• Written instruction:
Print the records verbatim, beginning with the very first line and continuing through the line that contains "data-point — [410, 210, 413, 213]", including that line.

[Annotated region listings]
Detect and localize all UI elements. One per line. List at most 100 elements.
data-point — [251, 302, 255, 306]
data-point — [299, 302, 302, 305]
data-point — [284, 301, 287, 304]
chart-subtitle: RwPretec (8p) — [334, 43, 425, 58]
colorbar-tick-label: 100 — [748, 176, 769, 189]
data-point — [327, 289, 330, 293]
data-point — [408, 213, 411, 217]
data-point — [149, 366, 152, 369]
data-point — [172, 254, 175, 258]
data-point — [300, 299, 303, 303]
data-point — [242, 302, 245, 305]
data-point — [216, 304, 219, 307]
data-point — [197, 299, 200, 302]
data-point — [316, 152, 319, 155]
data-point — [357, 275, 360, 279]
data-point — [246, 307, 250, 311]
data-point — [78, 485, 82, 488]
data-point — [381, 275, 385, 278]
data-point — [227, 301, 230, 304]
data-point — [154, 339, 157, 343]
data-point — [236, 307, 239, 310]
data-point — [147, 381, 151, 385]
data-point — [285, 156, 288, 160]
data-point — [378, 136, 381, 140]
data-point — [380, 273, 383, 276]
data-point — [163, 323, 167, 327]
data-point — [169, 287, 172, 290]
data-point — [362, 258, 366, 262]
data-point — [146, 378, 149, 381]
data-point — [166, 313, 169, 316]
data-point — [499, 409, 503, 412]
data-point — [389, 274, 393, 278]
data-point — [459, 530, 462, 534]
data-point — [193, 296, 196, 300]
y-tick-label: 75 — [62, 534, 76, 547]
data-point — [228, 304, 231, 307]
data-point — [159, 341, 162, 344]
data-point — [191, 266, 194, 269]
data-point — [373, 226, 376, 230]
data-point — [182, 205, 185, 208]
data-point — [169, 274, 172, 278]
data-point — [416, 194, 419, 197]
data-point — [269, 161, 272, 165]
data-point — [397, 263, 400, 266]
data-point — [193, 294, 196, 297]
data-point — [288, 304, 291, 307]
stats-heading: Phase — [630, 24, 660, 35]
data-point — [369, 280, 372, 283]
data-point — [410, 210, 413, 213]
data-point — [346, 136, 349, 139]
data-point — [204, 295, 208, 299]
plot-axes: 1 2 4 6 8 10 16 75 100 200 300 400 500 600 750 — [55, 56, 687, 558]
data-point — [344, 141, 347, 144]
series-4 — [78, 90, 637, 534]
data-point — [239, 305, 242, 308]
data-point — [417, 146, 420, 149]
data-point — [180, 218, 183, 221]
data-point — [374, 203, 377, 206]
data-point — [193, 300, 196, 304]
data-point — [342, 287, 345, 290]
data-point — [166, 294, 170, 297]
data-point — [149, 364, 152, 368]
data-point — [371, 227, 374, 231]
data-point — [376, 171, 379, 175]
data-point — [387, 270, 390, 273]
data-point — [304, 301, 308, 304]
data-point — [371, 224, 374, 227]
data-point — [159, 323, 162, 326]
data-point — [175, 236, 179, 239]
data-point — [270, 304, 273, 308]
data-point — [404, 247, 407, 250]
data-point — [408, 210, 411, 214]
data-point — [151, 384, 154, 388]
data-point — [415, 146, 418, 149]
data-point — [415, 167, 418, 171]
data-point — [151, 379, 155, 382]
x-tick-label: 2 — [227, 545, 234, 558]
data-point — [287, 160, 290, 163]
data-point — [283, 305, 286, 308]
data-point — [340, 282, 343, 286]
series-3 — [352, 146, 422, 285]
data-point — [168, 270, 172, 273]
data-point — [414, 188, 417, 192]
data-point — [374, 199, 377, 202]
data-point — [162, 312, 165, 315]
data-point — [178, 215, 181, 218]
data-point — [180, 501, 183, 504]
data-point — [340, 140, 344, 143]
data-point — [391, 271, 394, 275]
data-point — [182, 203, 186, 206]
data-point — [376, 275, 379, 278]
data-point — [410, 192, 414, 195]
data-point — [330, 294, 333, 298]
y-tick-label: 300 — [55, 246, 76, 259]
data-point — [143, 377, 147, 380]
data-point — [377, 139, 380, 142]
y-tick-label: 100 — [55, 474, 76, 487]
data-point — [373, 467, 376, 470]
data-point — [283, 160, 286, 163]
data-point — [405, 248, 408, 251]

• Answer for the task:
Detect and localize all UI elements. One per line. List at most 100 elements.
data-point — [251, 302, 255, 306]
data-point — [299, 302, 302, 305]
data-point — [284, 301, 287, 304]
chart-subtitle: RwPretec (8p) — [334, 43, 425, 58]
colorbar-tick-label: 100 — [748, 176, 769, 189]
data-point — [327, 289, 330, 293]
data-point — [408, 213, 411, 217]
data-point — [149, 366, 152, 369]
data-point — [172, 254, 175, 258]
data-point — [300, 299, 303, 303]
data-point — [242, 302, 245, 305]
data-point — [216, 304, 219, 307]
data-point — [197, 299, 200, 302]
data-point — [316, 152, 319, 155]
data-point — [357, 275, 360, 279]
data-point — [246, 307, 250, 311]
data-point — [78, 485, 82, 488]
data-point — [381, 275, 385, 278]
data-point — [227, 301, 230, 304]
data-point — [154, 339, 157, 343]
data-point — [236, 307, 239, 310]
data-point — [147, 381, 151, 385]
data-point — [285, 156, 288, 160]
data-point — [378, 136, 381, 140]
data-point — [380, 273, 383, 276]
data-point — [163, 323, 167, 327]
data-point — [169, 287, 172, 290]
data-point — [362, 258, 366, 262]
data-point — [146, 378, 149, 381]
data-point — [166, 313, 169, 316]
data-point — [499, 409, 503, 412]
data-point — [389, 274, 393, 278]
data-point — [459, 530, 462, 534]
data-point — [193, 296, 196, 300]
y-tick-label: 75 — [62, 534, 76, 547]
data-point — [228, 304, 231, 307]
data-point — [159, 341, 162, 344]
data-point — [191, 266, 194, 269]
data-point — [373, 226, 376, 230]
data-point — [182, 205, 185, 208]
data-point — [169, 274, 172, 278]
data-point — [416, 194, 419, 197]
data-point — [269, 161, 272, 165]
data-point — [397, 263, 400, 266]
data-point — [193, 294, 196, 297]
data-point — [288, 304, 291, 307]
stats-heading: Phase — [630, 24, 660, 35]
data-point — [369, 280, 372, 283]
data-point — [410, 210, 413, 213]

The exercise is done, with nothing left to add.